» TASK REQUIREMENTS
What number of lines in the material contain the word "الرهن"? Give that number alone.

» SOURCE MATERIAL
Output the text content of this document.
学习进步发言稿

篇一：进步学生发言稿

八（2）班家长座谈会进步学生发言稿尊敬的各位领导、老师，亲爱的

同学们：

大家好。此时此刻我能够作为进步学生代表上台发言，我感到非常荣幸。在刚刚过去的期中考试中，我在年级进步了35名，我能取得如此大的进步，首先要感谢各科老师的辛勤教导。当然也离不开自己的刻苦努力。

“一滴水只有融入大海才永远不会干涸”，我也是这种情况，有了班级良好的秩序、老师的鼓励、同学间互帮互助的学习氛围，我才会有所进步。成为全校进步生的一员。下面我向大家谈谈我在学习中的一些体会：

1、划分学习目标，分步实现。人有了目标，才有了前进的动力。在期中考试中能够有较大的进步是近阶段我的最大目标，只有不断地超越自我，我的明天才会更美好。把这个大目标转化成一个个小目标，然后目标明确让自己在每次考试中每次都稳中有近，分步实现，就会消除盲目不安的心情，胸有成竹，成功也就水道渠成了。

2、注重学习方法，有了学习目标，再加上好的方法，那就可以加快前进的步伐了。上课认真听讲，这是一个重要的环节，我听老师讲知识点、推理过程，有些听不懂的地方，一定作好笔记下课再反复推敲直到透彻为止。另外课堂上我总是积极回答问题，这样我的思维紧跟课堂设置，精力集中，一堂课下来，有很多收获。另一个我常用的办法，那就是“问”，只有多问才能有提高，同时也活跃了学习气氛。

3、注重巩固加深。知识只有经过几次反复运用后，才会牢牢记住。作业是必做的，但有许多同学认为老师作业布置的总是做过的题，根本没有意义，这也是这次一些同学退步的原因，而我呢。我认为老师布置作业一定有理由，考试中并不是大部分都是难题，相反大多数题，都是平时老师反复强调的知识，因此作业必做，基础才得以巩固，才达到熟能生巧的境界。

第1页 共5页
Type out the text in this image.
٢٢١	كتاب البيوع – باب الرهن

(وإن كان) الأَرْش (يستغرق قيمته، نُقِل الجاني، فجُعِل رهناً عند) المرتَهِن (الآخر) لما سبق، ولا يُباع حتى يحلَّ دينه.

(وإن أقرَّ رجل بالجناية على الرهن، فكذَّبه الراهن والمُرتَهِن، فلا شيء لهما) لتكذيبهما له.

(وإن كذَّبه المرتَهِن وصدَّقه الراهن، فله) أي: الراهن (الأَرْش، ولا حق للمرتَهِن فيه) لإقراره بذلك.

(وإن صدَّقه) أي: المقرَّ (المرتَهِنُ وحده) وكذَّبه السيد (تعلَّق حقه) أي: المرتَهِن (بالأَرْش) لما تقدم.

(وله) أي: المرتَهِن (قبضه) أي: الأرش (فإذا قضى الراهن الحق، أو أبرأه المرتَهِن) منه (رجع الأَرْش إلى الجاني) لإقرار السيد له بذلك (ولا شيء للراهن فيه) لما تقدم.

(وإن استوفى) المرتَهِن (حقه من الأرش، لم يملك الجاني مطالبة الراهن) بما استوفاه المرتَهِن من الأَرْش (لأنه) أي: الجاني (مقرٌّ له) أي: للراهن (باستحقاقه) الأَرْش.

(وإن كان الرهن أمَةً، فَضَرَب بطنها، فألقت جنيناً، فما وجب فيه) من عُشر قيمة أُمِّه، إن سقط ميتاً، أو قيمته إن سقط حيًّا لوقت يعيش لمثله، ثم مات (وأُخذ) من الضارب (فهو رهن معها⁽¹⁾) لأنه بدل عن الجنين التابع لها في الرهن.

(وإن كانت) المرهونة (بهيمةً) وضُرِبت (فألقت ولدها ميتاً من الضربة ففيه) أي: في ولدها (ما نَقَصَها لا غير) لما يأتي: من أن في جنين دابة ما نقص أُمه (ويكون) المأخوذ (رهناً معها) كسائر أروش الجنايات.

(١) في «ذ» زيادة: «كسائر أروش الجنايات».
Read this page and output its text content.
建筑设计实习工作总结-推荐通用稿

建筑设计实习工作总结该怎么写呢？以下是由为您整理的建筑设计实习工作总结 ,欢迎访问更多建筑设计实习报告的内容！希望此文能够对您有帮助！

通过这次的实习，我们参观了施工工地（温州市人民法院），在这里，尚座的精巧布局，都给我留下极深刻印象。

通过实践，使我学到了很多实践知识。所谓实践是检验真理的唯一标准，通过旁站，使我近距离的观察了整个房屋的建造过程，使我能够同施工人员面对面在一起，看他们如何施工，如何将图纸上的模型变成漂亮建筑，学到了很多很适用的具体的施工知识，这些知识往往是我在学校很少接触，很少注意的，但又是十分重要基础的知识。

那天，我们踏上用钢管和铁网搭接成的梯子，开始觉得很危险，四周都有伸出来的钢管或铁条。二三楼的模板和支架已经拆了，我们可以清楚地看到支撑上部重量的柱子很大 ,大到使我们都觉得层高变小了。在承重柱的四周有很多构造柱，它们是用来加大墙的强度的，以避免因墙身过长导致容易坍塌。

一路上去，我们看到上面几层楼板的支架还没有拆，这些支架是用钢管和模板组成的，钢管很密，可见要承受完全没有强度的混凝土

» THE OUTPUT
3